PROBLEM DETAILS
Search the listing below for the string "acuerdo" and copy every line where it occurs.
________________
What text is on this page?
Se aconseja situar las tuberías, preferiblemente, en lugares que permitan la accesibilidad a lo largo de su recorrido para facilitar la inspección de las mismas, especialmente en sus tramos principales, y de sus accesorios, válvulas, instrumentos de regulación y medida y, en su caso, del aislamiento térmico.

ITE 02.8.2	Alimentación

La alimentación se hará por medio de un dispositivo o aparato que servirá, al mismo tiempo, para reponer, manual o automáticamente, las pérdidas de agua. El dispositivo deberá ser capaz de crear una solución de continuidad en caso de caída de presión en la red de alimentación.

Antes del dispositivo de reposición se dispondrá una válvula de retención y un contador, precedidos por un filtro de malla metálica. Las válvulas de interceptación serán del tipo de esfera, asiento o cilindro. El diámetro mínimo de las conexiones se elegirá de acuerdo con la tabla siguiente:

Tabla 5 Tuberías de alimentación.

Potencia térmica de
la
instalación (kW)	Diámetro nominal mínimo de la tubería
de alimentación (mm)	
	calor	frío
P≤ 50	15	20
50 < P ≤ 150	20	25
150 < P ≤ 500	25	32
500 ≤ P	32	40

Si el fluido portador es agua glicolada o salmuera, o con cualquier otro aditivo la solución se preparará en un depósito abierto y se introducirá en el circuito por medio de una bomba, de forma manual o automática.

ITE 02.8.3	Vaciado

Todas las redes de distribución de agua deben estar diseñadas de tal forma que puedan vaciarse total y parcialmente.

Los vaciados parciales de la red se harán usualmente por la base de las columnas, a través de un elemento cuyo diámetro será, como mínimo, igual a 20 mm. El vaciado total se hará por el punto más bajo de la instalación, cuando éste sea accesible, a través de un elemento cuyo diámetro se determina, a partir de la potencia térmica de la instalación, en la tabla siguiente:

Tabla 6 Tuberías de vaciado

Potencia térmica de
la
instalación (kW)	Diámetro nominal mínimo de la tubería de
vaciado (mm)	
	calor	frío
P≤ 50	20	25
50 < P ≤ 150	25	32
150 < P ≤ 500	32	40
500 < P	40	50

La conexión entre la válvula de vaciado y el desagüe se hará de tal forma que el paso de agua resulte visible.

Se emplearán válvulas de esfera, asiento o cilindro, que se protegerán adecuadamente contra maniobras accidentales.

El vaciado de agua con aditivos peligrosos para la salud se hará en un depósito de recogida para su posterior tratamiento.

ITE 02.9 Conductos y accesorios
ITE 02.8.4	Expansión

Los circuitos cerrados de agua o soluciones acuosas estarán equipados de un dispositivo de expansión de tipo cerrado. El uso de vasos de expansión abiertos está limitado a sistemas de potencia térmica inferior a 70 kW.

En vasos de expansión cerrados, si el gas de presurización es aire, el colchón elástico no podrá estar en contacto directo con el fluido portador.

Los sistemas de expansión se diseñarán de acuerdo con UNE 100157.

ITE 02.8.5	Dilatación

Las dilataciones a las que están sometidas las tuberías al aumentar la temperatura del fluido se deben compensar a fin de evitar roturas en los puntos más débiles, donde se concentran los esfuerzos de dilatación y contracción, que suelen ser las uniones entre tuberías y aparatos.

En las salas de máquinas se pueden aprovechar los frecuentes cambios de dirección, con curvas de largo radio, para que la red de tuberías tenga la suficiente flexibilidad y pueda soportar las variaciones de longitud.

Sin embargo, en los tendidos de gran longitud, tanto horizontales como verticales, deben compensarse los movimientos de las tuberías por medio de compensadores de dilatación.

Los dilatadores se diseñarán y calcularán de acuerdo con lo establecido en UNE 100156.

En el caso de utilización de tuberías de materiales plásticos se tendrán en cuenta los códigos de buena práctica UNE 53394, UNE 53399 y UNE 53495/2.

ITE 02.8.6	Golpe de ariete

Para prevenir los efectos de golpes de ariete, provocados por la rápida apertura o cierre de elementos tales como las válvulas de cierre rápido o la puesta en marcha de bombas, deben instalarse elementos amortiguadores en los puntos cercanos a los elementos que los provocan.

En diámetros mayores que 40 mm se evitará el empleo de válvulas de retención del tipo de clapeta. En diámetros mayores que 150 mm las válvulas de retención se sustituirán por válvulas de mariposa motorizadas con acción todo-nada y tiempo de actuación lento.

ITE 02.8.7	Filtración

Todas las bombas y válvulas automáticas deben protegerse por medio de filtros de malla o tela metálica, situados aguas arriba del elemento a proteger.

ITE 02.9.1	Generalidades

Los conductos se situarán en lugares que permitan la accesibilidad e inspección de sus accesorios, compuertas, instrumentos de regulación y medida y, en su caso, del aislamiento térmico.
________________
SOLUTION TO THIS EXERCISE
Antes del dispositivo de reposición se dispondrá una válvula de retención y un contador, precedidos por un filtro de malla metálica. Las válvulas de interceptación serán del tipo de esfera, asiento o cilindro. El diámetro mínimo de las conexiones se elegirá de acuerdo con la tabla siguiente:
Los sistemas de expansión se diseñarán de acuerdo con UNE 100157.
Los dilatadores se diseñarán y calcularán de acuerdo con lo establecido en UNE 100156.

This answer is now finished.